**Written exercise**
Scan the data below for the string "Stephan". Show every line where it turns up.

━━ Task material

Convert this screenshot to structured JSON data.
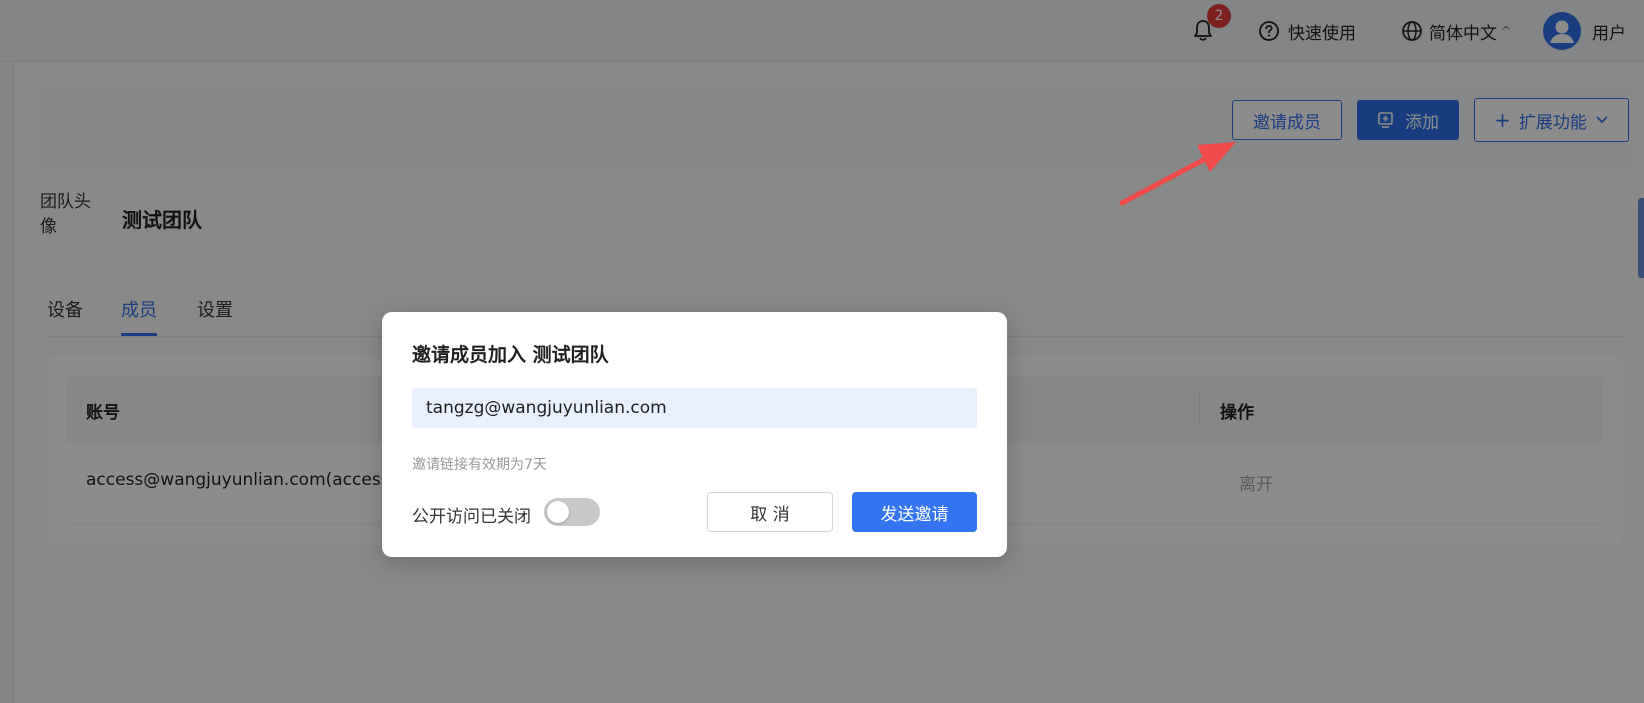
{
  "topbar": {
    "notification_count": "2",
    "quick_start_label": "快速使用",
    "language_label": "简体中文",
    "language_caret": "^",
    "user_label": "用户"
  },
  "actions": {
    "invite_member_label": "邀请成员",
    "add_label": "添加",
    "extensions_label": "扩展功能"
  },
  "team": {
    "avatar_alt": "团队头像",
    "name": "测试团队"
  },
  "tabs": [
    {
      "label": "设备"
    },
    {
      "label": "成员"
    },
    {
      "label": "设置"
    }
  ],
  "table": {
    "columns": [
      "账号",
      "操作"
    ],
    "rows": [
      {
        "account": "access@wangjuyunlian.com(access)",
        "action": "离开"
      }
    ]
  },
  "modal": {
    "title": "邀请成员加入 测试团队",
    "email_value": "tangzg@wangjuyunlian.com",
    "hint": "邀请链接有效期为7天",
    "public_access_label": "公开访问已关闭",
    "cancel_label": "取 消",
    "send_label": "发送邀请"
  },
  "colors": {
    "accent": "#2f6fe8",
    "badge": "#e23b3b",
    "annotation_arrow": "#f04a4a"
  },
  "icons": [
    "bell-icon",
    "help-circle-icon",
    "globe-icon",
    "user-avatar-icon",
    "add-box-icon",
    "plus-icon",
    "chevron-down-icon"
  ]
}
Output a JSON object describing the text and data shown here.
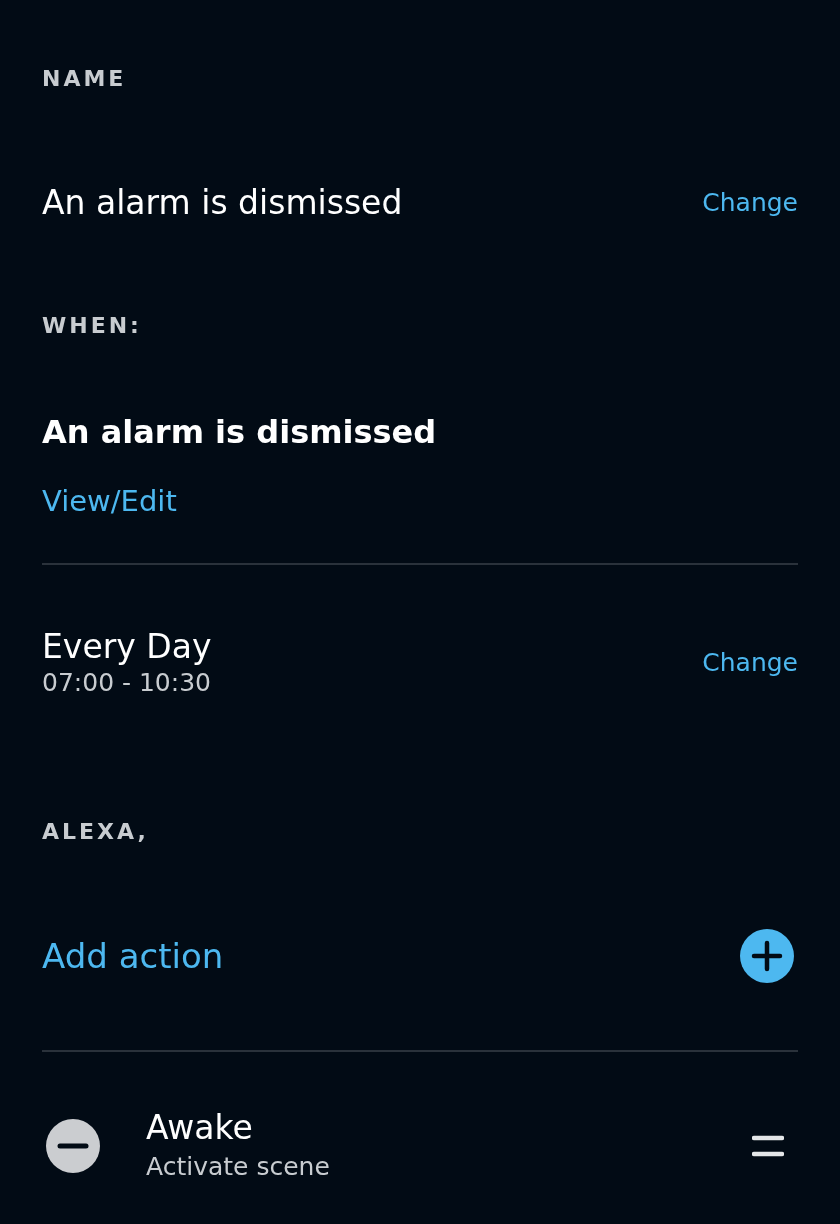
{
  "name_section": {
    "label": "NAME",
    "value": "An alarm is dismissed",
    "change": "Change"
  },
  "when_section": {
    "label": "WHEN:",
    "trigger": "An alarm is dismissed",
    "link": "View/Edit"
  },
  "schedule": {
    "days": "Every Day",
    "time": "07:00 - 10:30",
    "change": "Change"
  },
  "actions_section": {
    "label": "ALEXA,",
    "add": "Add action",
    "actions": [
      {
        "title": "Awake",
        "subtitle": "Activate scene"
      }
    ]
  }
}
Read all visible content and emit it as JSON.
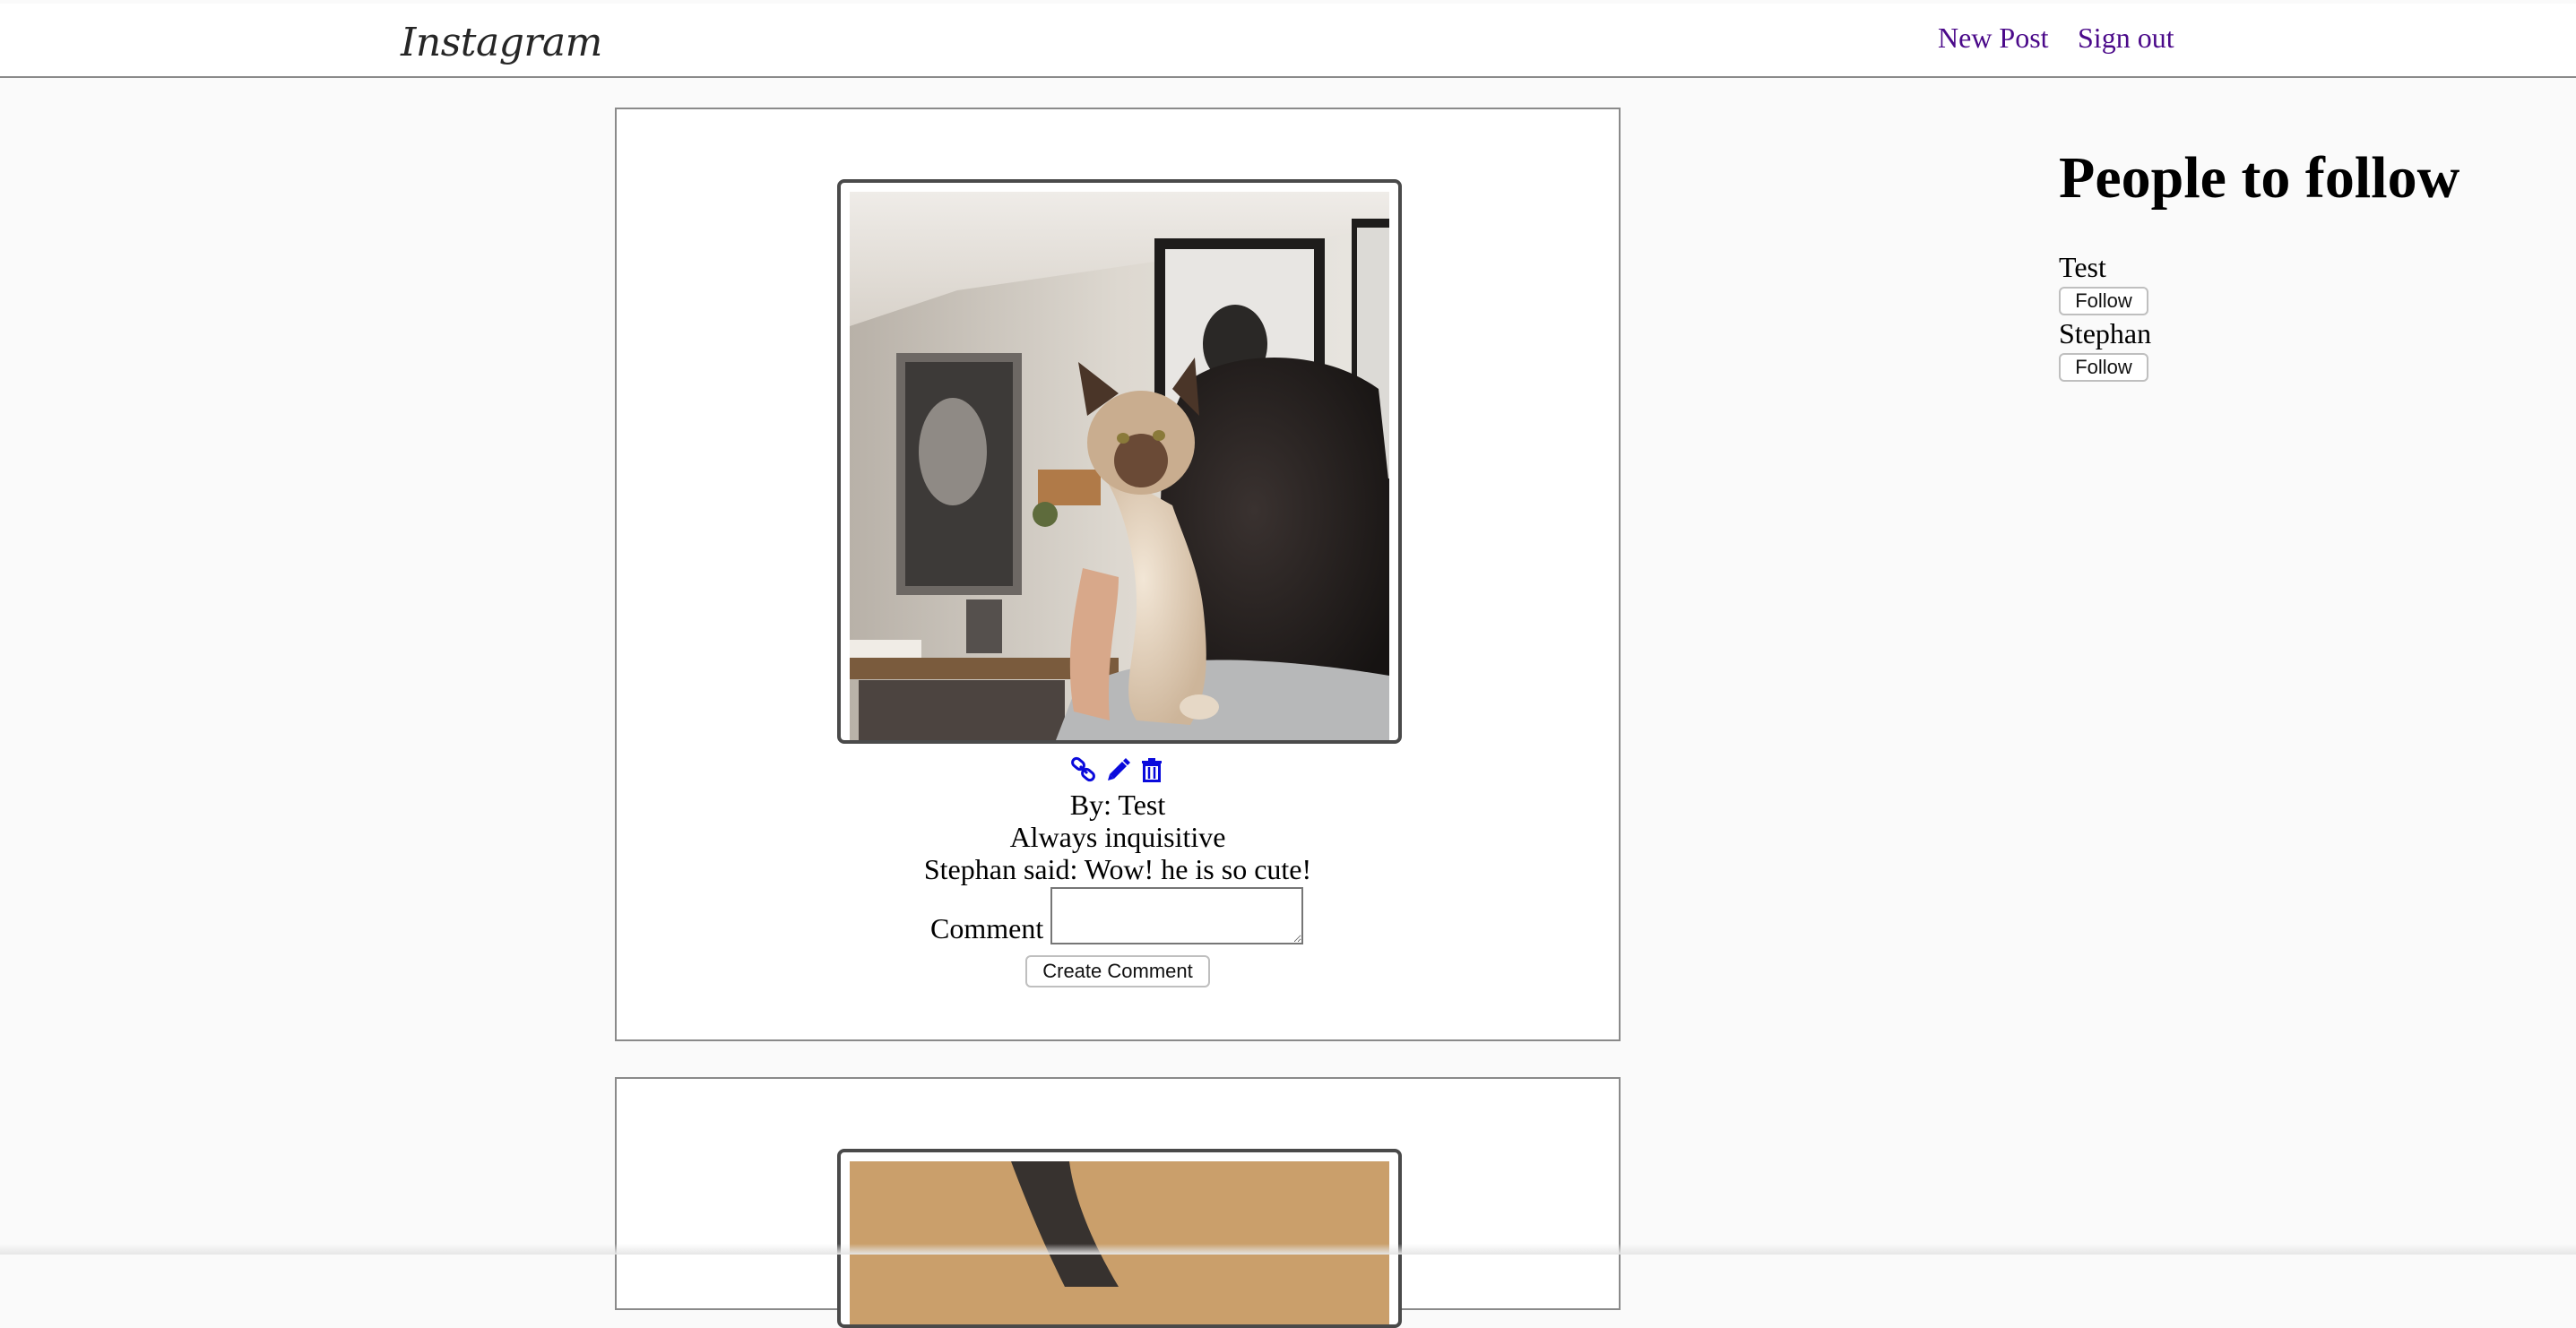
{
  "nav": {
    "logo_text": "Instagram",
    "new_post_label": "New Post",
    "sign_out_label": "Sign out",
    "link_color": "#4b0a8a"
  },
  "posts": [
    {
      "image_subject": "siamese cat perched on a man's shoulder in a living room",
      "icons": [
        "link-icon",
        "pencil-icon",
        "trash-icon"
      ],
      "author_line": "By: Test",
      "caption": "Always inquisitive",
      "comments": [
        "Stephan said: Wow! he is so cute!"
      ],
      "comment_label": "Comment",
      "comment_value": "",
      "submit_label": "Create Comment"
    },
    {
      "image_subject": "partial photo with sandy beige background and dark shape"
    }
  ],
  "sidebar": {
    "title": "People to follow",
    "suggestions": [
      {
        "name": "Test",
        "button_label": "Follow"
      },
      {
        "name": "Stephan",
        "button_label": "Follow"
      }
    ]
  },
  "colors": {
    "page_background": "#fafafa",
    "card_background": "#ffffff",
    "icon_blue": "#0a0adc"
  }
}
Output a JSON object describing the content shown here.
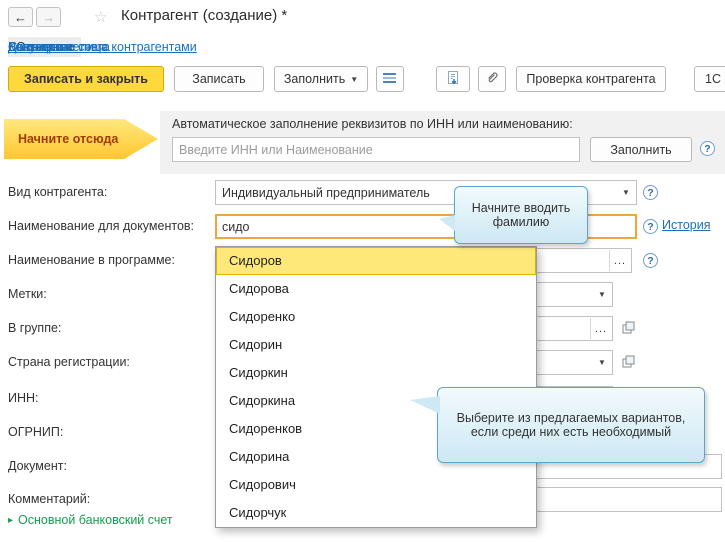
{
  "header": {
    "title": "Контрагент (создание) *"
  },
  "icons": {
    "back": "←",
    "forward": "→",
    "star": "☆",
    "caret": "▼",
    "expand": "▸",
    "list_lines_icon": "blue-horizontal-lines",
    "document_arrow_icon": "document-with-blue-arrow",
    "paperclip_icon": "paperclip",
    "open_icon": "two-overlapping-squares"
  },
  "tabs": [
    {
      "label": "Основное"
    },
    {
      "label": "Документы"
    },
    {
      "label": "Договоры"
    },
    {
      "label": "Банковские счета"
    },
    {
      "label": "Контактные лица"
    },
    {
      "label": "Счета расчетов с контрагентами"
    }
  ],
  "toolbar": {
    "save_close": "Записать и закрыть",
    "save": "Записать",
    "fill": "Заполнить",
    "check": "Проверка контрагента",
    "partner": "1С"
  },
  "autofill": {
    "arrow_label": "Начните отсюда",
    "caption": "Автоматическое заполнение реквизитов по ИНН или наименованию:",
    "placeholder": "Введите ИНН или Наименование",
    "fill_button": "Заполнить",
    "help": "?"
  },
  "form": {
    "kind_label": "Вид контрагента:",
    "kind_value": "Индивидуальный предприниматель",
    "doc_name_label": "Наименование для документов:",
    "doc_name_value": "сидо",
    "history_link": "История",
    "prog_name_label": "Наименование в программе:",
    "tags_label": "Метки:",
    "group_label": "В группе:",
    "country_label": "Страна регистрации:",
    "inn_label": "ИНН:",
    "ogrnip_label": "ОГРНИП:",
    "document_label": "Документ:",
    "comment_label": "Комментарий:",
    "help": "?",
    "ellipsis": "...",
    "bank_link": "Основной банковский счет"
  },
  "dropdown": {
    "items": [
      "Сидоров",
      "Сидорова",
      "Сидоренко",
      "Сидорин",
      "Сидоркин",
      "Сидоркина",
      "Сидоренков",
      "Сидорина",
      "Сидорович",
      "Сидорчук"
    ],
    "selected_index": 0
  },
  "callouts": {
    "hint1": "Начните вводить фамилию",
    "hint2": "Выберите из предлагаемых вариантов, если среди них есть необходимый"
  },
  "colors": {
    "primary_button": "#ffd93b",
    "link": "#1b6fbe",
    "green_link": "#169c4f",
    "highlight_row": "#ffe87a",
    "input_highlight_border": "#eda73c",
    "callout_border": "#5aa7c6",
    "arrow_callout": "#ffc62f"
  }
}
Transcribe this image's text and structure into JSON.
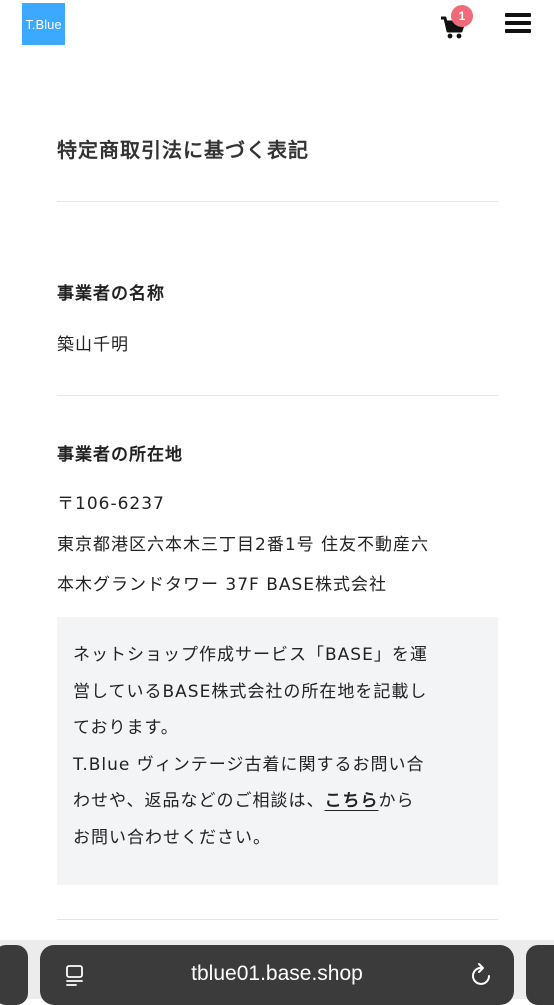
{
  "header": {
    "logo_text": "T.Blue",
    "cart_count": "1",
    "cart_icon": "cart-icon",
    "menu_icon": "hamburger-menu-icon",
    "logo_color": "#3aa9ff",
    "badge_color": "#f06b7a"
  },
  "page": {
    "title": "特定商取引法に基づく表記"
  },
  "sections": {
    "business_name": {
      "heading": "事業者の名称",
      "value": "築山千明"
    },
    "business_address": {
      "heading": "事業者の所在地",
      "postal": "〒106-6237",
      "address_line1": "東京都港区六本木三丁目2番1号 住友不動産六",
      "address_line2": "本木グランドタワー 37F BASE株式会社"
    }
  },
  "note": {
    "line1": "ネットショップ作成サービス「BASE」を運",
    "line2": "営しているBASE株式会社の所在地を記載し",
    "line3": "ております。",
    "line4": "T.Blue ヴィンテージ古着に関するお問い合",
    "line5_prefix": "わせや、返品などのご相談は、",
    "link_text": "こちら",
    "line5_suffix": "から",
    "line6": "お問い合わせください。"
  },
  "browser": {
    "url": "tblue01.base.shop",
    "tabs_icon": "tabs-icon",
    "reload_icon": "reload-icon"
  }
}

━━━━

**Solution for this problem**
        "Stephan said: Wow! he is so cute!"
        "name": "Stephan",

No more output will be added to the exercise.